EXERCISE DATA:
======

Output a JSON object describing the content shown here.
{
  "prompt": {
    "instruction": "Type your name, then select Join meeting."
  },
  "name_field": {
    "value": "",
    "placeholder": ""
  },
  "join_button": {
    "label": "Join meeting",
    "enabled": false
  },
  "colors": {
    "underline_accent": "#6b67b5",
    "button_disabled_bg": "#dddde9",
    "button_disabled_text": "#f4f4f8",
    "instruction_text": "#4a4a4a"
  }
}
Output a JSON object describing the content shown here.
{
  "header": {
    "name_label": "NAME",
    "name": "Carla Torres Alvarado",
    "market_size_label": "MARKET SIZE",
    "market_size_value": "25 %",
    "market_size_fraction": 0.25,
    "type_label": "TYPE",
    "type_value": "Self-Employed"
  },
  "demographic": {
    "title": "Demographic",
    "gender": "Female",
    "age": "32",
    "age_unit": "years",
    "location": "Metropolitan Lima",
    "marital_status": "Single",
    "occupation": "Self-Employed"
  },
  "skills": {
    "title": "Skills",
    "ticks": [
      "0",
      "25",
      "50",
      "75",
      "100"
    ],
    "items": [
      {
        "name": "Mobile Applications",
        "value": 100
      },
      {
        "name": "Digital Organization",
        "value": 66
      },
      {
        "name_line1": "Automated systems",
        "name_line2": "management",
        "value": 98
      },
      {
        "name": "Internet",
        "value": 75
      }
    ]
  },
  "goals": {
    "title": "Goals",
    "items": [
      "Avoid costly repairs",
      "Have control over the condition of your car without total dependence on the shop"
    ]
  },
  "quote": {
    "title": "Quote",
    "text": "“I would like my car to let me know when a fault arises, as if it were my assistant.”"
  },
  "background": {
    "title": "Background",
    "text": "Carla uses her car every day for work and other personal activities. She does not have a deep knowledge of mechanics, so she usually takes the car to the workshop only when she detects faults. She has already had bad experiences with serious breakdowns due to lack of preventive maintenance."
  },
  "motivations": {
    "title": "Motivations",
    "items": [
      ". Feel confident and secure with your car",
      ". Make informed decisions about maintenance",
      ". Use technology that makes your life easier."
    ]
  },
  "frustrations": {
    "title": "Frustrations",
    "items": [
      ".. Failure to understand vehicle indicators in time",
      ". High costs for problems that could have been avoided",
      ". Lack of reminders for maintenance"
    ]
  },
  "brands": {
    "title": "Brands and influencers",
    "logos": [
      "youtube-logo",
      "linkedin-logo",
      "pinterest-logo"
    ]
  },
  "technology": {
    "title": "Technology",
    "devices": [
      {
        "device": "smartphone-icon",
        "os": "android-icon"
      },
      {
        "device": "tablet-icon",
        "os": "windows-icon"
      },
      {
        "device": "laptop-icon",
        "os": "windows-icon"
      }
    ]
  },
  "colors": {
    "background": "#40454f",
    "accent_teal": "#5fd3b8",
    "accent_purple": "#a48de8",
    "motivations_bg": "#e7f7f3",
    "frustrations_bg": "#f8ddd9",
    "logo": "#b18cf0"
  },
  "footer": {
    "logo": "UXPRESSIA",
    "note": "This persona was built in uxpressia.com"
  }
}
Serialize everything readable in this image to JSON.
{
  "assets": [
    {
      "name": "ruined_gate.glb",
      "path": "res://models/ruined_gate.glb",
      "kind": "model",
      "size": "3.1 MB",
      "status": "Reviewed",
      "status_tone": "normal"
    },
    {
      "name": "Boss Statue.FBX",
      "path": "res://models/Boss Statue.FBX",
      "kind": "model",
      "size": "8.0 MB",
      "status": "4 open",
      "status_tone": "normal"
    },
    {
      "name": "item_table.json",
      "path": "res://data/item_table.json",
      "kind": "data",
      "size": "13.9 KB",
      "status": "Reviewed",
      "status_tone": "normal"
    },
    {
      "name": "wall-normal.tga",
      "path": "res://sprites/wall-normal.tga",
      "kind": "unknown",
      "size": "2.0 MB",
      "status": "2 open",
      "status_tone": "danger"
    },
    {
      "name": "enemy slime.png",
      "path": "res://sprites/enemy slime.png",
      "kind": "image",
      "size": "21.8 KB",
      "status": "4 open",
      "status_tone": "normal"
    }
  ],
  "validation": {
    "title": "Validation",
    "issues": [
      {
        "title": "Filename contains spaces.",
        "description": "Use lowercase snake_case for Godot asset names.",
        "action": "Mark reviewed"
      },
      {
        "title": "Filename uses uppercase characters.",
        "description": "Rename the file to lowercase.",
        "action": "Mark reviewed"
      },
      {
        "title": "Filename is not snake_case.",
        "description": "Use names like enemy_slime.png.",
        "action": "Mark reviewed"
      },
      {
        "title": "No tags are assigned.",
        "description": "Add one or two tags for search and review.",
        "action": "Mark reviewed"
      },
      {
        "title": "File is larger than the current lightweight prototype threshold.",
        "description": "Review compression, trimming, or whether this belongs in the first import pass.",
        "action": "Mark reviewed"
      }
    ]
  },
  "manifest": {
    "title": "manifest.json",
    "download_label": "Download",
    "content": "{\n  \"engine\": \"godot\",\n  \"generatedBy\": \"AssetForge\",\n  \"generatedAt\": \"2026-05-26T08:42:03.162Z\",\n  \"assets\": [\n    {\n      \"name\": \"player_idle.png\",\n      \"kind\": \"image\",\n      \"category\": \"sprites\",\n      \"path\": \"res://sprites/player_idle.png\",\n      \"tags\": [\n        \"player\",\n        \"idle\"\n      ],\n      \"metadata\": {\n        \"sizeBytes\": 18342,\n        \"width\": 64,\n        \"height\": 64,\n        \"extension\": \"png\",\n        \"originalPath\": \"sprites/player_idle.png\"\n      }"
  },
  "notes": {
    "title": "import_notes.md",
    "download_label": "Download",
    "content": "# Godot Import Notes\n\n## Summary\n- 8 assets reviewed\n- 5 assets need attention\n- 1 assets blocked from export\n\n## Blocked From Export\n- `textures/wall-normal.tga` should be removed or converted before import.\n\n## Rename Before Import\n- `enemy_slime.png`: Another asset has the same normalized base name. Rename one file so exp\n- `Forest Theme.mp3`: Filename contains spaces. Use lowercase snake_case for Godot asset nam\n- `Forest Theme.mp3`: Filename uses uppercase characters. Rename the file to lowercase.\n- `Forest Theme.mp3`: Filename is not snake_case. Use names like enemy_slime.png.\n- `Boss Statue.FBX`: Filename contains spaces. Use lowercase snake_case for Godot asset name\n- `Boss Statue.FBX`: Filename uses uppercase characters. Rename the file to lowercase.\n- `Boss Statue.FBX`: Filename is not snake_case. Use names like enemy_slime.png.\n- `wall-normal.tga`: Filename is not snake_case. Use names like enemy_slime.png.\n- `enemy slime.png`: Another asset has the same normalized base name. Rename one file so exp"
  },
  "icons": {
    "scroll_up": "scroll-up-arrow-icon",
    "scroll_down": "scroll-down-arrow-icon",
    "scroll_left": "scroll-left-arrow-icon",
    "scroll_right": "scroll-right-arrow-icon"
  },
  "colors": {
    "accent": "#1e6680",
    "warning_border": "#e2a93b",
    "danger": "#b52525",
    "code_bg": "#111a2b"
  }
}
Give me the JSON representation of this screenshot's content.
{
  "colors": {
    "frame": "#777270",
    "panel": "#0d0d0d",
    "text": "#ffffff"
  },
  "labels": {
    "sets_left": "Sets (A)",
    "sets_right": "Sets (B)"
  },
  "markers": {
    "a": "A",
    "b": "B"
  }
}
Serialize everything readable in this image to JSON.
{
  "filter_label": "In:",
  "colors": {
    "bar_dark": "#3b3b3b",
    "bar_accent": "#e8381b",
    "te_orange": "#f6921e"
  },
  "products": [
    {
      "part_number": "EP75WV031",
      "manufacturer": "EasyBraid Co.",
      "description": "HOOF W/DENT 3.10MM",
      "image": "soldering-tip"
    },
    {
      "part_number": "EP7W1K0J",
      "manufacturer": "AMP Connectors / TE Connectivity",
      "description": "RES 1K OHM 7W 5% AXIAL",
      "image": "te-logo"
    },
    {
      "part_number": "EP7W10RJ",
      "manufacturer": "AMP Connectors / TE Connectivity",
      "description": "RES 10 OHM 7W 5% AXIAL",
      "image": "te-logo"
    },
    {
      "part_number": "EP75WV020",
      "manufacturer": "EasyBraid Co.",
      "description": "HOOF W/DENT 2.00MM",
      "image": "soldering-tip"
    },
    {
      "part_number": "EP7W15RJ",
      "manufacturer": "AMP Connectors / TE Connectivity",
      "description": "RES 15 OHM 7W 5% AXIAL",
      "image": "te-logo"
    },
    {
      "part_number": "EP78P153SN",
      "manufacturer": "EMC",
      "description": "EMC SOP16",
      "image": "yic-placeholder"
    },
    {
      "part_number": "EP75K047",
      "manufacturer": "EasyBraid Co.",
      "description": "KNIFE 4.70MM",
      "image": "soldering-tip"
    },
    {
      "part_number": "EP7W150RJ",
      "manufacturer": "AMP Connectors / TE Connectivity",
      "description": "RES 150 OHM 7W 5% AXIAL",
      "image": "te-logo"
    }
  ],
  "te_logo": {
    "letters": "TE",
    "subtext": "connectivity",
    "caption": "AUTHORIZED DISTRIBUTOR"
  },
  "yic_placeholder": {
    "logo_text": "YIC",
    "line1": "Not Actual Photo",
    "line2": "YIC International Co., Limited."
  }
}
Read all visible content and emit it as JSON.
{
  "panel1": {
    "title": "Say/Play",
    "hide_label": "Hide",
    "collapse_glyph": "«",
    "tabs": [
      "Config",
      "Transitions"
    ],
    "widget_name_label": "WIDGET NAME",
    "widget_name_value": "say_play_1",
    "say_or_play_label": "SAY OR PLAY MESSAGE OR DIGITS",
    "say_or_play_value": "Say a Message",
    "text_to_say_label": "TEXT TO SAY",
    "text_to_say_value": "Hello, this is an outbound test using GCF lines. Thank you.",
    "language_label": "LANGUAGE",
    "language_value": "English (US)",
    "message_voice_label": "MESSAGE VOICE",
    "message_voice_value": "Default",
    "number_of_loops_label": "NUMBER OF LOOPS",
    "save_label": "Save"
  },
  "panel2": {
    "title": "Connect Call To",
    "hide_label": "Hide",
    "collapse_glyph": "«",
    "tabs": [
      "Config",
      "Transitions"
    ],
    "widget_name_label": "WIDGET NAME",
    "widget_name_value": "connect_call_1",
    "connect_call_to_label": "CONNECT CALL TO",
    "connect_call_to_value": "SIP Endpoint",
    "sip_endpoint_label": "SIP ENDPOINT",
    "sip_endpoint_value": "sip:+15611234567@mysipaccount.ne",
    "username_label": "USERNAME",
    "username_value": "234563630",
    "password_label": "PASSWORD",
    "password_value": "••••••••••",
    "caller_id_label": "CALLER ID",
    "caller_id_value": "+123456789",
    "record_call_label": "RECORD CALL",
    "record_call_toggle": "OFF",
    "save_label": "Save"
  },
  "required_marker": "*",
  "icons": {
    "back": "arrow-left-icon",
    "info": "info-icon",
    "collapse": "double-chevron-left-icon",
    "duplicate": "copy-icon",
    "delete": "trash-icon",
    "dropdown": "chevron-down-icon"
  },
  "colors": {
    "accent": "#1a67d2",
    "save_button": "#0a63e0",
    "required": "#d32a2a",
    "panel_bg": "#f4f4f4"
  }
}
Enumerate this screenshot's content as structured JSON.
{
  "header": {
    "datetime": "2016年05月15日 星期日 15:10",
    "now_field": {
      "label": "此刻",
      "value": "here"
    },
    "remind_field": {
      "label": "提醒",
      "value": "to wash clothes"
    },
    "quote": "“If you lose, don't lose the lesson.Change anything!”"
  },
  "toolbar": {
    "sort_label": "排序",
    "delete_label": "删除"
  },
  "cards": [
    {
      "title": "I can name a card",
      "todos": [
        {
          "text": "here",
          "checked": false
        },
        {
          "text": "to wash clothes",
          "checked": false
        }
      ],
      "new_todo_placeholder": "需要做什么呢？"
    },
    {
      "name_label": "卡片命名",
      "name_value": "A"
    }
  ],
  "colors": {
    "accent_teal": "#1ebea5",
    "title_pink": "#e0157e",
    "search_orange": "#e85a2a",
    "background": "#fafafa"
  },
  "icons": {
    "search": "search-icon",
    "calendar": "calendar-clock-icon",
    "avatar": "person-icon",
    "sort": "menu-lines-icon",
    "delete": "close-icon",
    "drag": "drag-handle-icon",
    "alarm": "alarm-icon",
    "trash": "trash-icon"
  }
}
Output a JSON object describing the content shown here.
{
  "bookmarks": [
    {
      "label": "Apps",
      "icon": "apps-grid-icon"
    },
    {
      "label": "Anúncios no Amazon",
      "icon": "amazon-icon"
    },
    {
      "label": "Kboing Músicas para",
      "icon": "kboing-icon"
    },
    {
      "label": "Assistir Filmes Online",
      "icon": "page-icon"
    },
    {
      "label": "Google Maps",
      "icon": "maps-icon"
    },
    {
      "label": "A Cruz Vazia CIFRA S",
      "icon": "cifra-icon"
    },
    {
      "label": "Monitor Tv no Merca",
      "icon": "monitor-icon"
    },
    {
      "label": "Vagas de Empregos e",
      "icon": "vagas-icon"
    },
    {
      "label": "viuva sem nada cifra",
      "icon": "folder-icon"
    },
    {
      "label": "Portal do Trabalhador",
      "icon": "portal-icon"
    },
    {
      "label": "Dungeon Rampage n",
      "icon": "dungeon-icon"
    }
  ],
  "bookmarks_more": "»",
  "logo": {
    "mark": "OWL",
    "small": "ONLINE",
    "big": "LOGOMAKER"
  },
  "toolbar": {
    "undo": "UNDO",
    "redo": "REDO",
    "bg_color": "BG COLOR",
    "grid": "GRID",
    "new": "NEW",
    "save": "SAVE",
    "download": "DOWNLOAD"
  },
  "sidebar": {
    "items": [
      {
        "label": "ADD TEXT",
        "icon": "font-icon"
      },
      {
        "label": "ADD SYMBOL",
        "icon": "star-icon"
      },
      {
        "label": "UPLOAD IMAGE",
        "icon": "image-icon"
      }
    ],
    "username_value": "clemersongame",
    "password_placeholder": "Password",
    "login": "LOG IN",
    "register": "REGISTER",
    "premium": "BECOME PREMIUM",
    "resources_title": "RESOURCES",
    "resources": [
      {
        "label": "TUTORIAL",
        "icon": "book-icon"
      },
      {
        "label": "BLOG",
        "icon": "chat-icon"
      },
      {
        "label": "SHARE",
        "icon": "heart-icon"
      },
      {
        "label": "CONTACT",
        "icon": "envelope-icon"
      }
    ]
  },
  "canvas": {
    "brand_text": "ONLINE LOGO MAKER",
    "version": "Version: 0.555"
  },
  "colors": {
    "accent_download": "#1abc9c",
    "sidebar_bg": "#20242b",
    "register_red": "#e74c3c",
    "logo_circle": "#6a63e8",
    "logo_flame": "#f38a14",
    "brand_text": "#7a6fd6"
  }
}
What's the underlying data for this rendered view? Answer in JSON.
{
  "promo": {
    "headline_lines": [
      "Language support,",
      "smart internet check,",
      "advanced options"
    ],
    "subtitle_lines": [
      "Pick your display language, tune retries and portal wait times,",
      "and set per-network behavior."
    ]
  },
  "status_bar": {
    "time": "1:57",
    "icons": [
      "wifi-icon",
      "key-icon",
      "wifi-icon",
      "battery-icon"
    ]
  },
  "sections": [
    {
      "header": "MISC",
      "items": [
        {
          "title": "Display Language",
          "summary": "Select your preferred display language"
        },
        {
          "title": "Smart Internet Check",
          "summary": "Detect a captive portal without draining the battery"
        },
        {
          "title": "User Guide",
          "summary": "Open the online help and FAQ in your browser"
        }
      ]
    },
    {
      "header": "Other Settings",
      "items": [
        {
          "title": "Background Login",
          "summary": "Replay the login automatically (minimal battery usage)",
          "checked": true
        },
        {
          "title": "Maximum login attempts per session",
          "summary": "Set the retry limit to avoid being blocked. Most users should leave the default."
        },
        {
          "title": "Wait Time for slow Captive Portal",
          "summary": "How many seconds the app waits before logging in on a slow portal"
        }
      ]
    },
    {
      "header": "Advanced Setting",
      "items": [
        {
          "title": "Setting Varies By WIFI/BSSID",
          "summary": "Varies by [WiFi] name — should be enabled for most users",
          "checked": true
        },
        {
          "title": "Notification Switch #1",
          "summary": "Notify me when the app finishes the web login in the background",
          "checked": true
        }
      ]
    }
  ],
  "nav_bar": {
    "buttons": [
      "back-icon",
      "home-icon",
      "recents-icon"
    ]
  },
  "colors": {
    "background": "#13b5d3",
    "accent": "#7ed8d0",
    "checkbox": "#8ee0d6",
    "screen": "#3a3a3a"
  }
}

======

YOUR TASK: Search the material above for "models". Pull out each line where it shows up.

TASK RESPONSE:
      "path": "res://models/ruined_gate.glb",
      "path": "res://models/Boss Statue.FBX",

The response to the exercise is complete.